◆ Your objective: The entries below contain pictures. Retype everything except those pictures, exactly as given.
──────────────────────────────
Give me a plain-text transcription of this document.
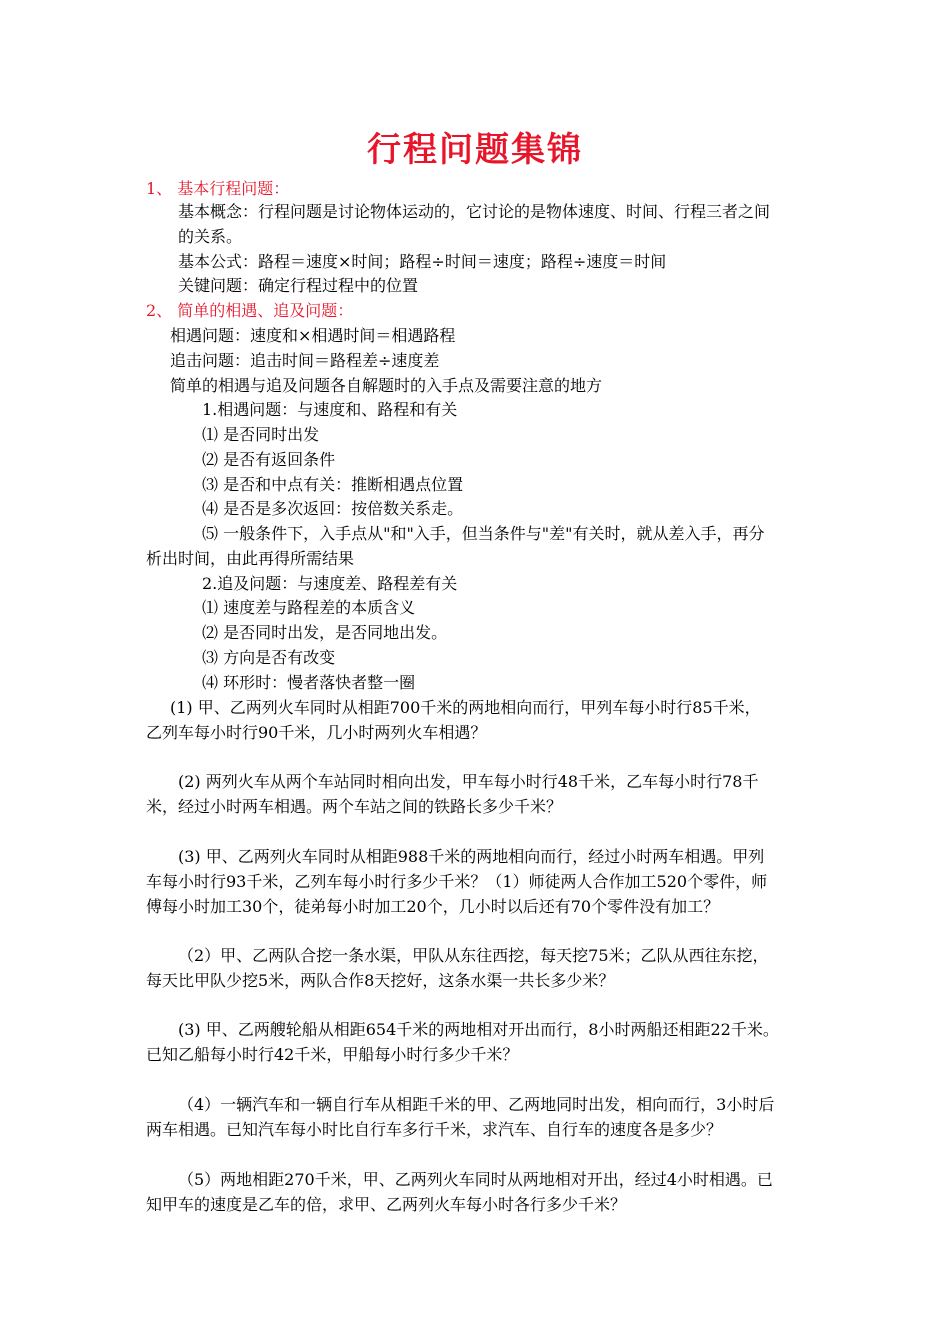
行程问题集锦
1、 基本行程问题：
基本概念：行程问题是讨论物体运动的，它讨论的是物体速度、时间、行程三者之间
的关系。
基本公式：路程＝速度×时间；路程÷时间＝速度；路程÷速度＝时间
关键问题：确定行程过程中的位置
2、 简单的相遇、追及问题：
相遇问题：速度和×相遇时间＝相遇路程
追击问题：追击时间＝路程差÷速度差
简单的相遇与追及问题各自解题时的入手点及需要注意的地方
1.相遇问题：与速度和、路程和有关
⑴ 是否同时出发
⑵ 是否有返回条件
⑶ 是否和中点有关：推断相遇点位置
⑷ 是否是多次返回：按倍数关系走。
⑸ 一般条件下，入手点从"和"入手，但当条件与"差"有关时，就从差入手，再分
析出时间，由此再得所需结果
2.追及问题：与速度差、路程差有关
⑴ 速度差与路程差的本质含义
⑵ 是否同时出发，是否同地出发。
⑶ 方向是否有改变
⑷ 环形时：慢者落快者整一圈
(1) 甲、乙两列火车同时从相距700千米的两地相向而行，甲列车每小时行85千米，
乙列车每小时行90千米，几小时两列火车相遇？
(2) 两列火车从两个车站同时相向出发，甲车每小时行48千米，乙车每小时行78千
米，经过小时两车相遇。两个车站之间的铁路长多少千米？
(3) 甲、乙两列火车同时从相距988千米的两地相向而行，经过小时两车相遇。甲列
车每小时行93千米，乙列车每小时行多少千米？（1）师徒两人合作加工520个零件，师
傅每小时加工30个，徒弟每小时加工20个，几小时以后还有70个零件没有加工？
（2）甲、乙两队合挖一条水渠，甲队从东往西挖，每天挖75米；乙队从西往东挖，
每天比甲队少挖5米，两队合作8天挖好，这条水渠一共长多少米？
(3) 甲、乙两艘轮船从相距654千米的两地相对开出而行，8小时两船还相距22千米。
已知乙船每小时行42千米，甲船每小时行多少千米？
（4）一辆汽车和一辆自行车从相距千米的甲、乙两地同时出发，相向而行，3小时后
两车相遇。已知汽车每小时比自行车多行千米，求汽车、自行车的速度各是多少？
（5）两地相距270千米，甲、乙两列火车同时从两地相对开出，经过4小时相遇。已
知甲车的速度是乙车的倍，求甲、乙两列火车每小时各行多少千米？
──────────────────────────────
◆ Finished answer:
Give me a plain-text transcription of this document.
行程问题集锦
1、 基本行程问题：
基本概念：行程问题是讨论物体运动的，它讨论的是物体速度、时间、行程三者之间
的关系。
基本公式：路程＝速度×时间；路程÷时间＝速度；路程÷速度＝时间
关键问题：确定行程过程中的位置
2、 简单的相遇、追及问题：
相遇问题：速度和×相遇时间＝相遇路程
追击问题：追击时间＝路程差÷速度差
简单的相遇与追及问题各自解题时的入手点及需要注意的地方
1.相遇问题：与速度和、路程和有关
⑴ 是否同时出发
⑵ 是否有返回条件
⑶ 是否和中点有关：推断相遇点位置
⑷ 是否是多次返回：按倍数关系走。
⑸ 一般条件下，入手点从"和"入手，但当条件与"差"有关时，就从差入手，再分
析出时间，由此再得所需结果
2.追及问题：与速度差、路程差有关
⑴ 速度差与路程差的本质含义
⑵ 是否同时出发，是否同地出发。
⑶ 方向是否有改变
⑷ 环形时：慢者落快者整一圈
(1) 甲、乙两列火车同时从相距700千米的两地相向而行，甲列车每小时行85千米，
乙列车每小时行90千米，几小时两列火车相遇？
(2) 两列火车从两个车站同时相向出发，甲车每小时行48千米，乙车每小时行78千
米，经过小时两车相遇。两个车站之间的铁路长多少千米？
(3) 甲、乙两列火车同时从相距988千米的两地相向而行，经过小时两车相遇。甲列
车每小时行93千米，乙列车每小时行多少千米？（1）师徒两人合作加工520个零件，师
傅每小时加工30个，徒弟每小时加工20个，几小时以后还有70个零件没有加工？
（2）甲、乙两队合挖一条水渠，甲队从东往西挖，每天挖75米；乙队从西往东挖，
每天比甲队少挖5米，两队合作8天挖好，这条水渠一共长多少米？
(3) 甲、乙两艘轮船从相距654千米的两地相对开出而行，8小时两船还相距22千米。
已知乙船每小时行42千米，甲船每小时行多少千米？
（4）一辆汽车和一辆自行车从相距千米的甲、乙两地同时出发，相向而行，3小时后
两车相遇。已知汽车每小时比自行车多行千米，求汽车、自行车的速度各是多少？
（5）两地相距270千米，甲、乙两列火车同时从两地相对开出，经过4小时相遇。已
知甲车的速度是乙车的倍，求甲、乙两列火车每小时各行多少千米？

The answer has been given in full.